··· EXERCISE MATERIAL ···

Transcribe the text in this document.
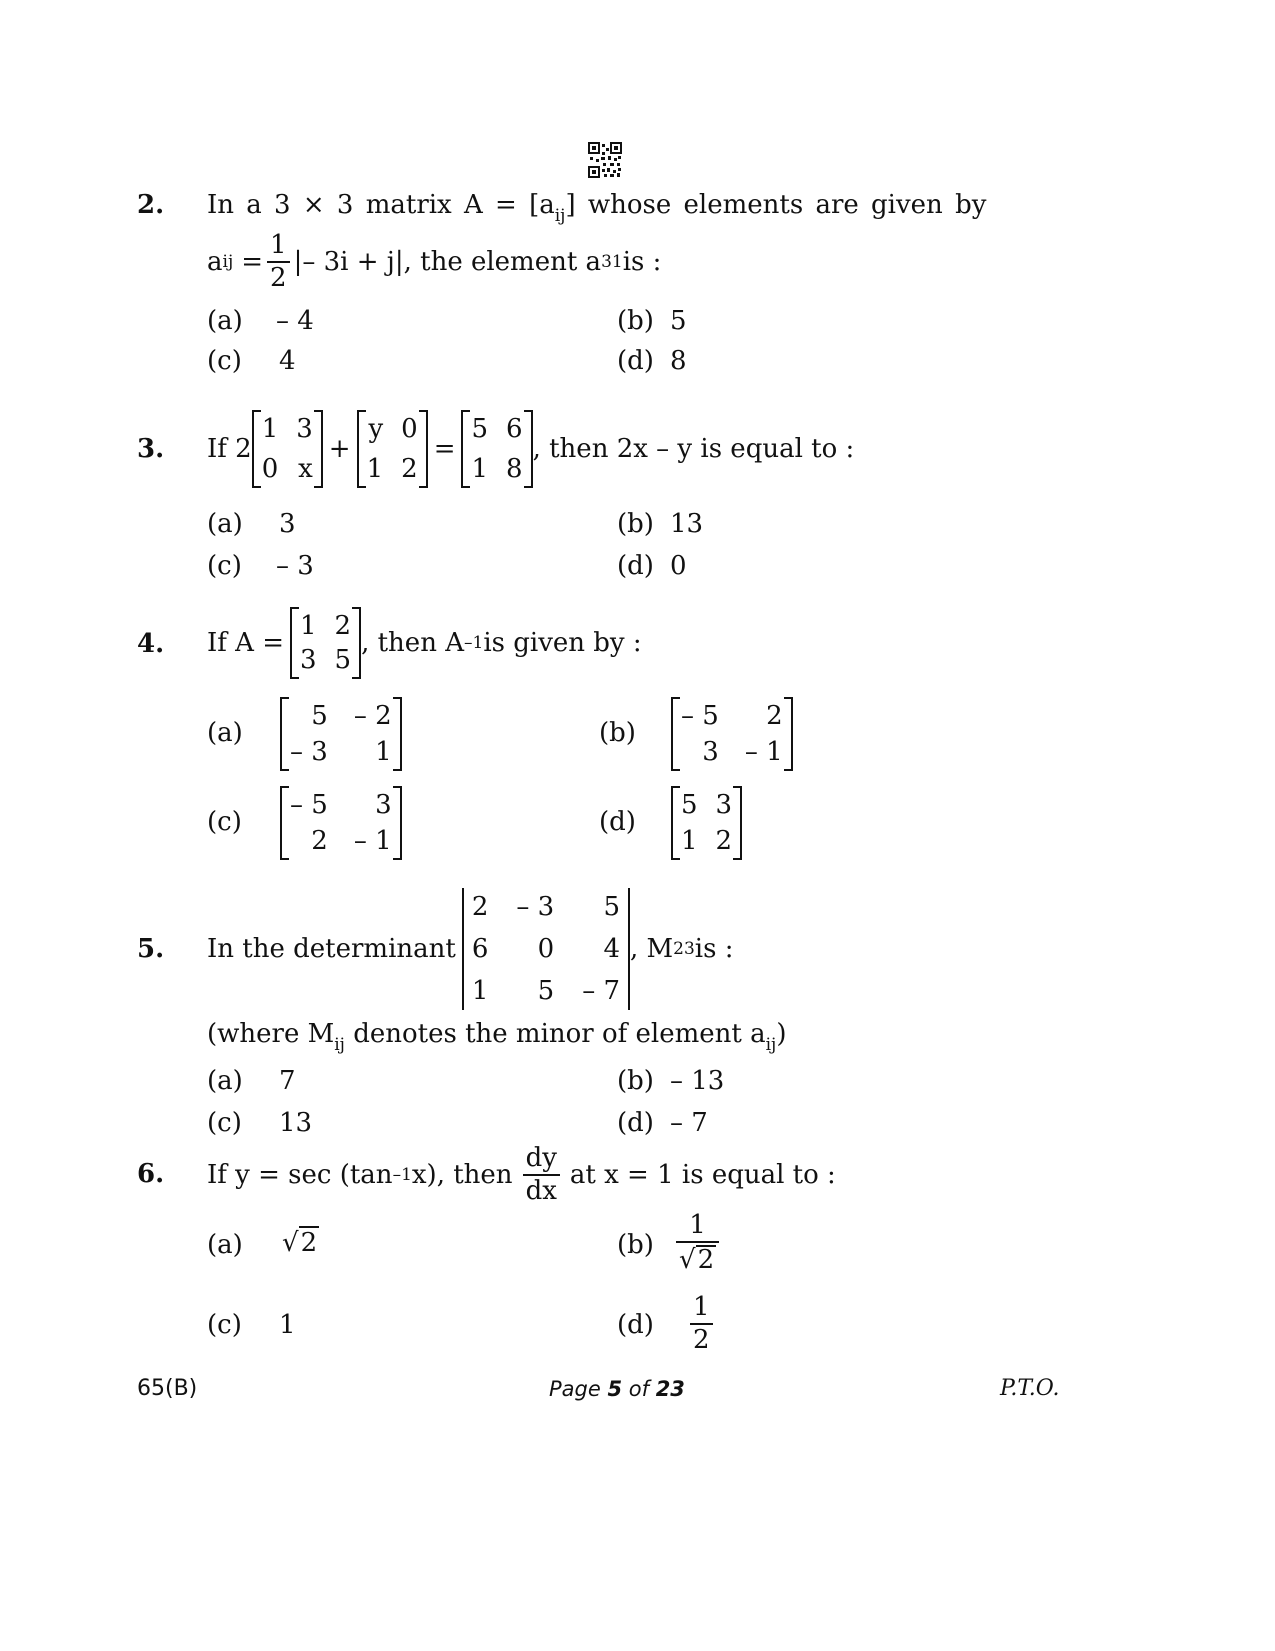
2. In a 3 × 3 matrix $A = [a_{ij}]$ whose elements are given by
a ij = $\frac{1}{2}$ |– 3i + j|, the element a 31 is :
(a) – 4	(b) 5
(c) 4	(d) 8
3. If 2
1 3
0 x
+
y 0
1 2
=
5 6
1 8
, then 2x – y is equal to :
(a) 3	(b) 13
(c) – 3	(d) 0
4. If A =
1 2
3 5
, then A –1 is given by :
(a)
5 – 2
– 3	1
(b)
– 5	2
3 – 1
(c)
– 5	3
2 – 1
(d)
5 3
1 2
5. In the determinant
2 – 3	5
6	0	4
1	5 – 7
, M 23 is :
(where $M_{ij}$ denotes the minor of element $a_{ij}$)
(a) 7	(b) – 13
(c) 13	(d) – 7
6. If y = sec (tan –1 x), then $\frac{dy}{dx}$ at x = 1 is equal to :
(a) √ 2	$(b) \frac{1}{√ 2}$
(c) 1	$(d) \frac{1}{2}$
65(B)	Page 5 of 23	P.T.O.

···

> [TO DO]
Reproduce every entry word for word, but omit the pictures.

> [SOLUTION TO THIS TASK]
Transcribe the text in this document.
2. In a 3 × 3 matrix $A = [a_{ij}]$ whose elements are given by
a ij = $\frac{1}{2}$ |– 3i + j|, the element a 31 is :
(a) – 4	(b) 5
(c) 4	(d) 8
3. If 2
1 3
0 x
+
y 0
1 2
=
5 6
1 8
, then 2x – y is equal to :
(a) 3	(b) 13
(c) – 3	(d) 0
4. If A =
1 2
3 5
, then A –1 is given by :
(a)
5 – 2
– 3	1
(b)
– 5	2
3 – 1
(c)
– 5	3
2 – 1
(d)
5 3
1 2
5. In the determinant
2 – 3	5
6	0	4
1	5 – 7
, M 23 is :
(where $M_{ij}$ denotes the minor of element $a_{ij}$)
(a) 7	(b) – 13
(c) 13	(d) – 7
6. If y = sec (tan –1 x), then $\frac{dy}{dx}$ at x = 1 is equal to :
(a) √ 2	$(b) \frac{1}{√ 2}$
(c) 1	$(d) \frac{1}{2}$
65(B)	Page 5 of 23	P.T.O.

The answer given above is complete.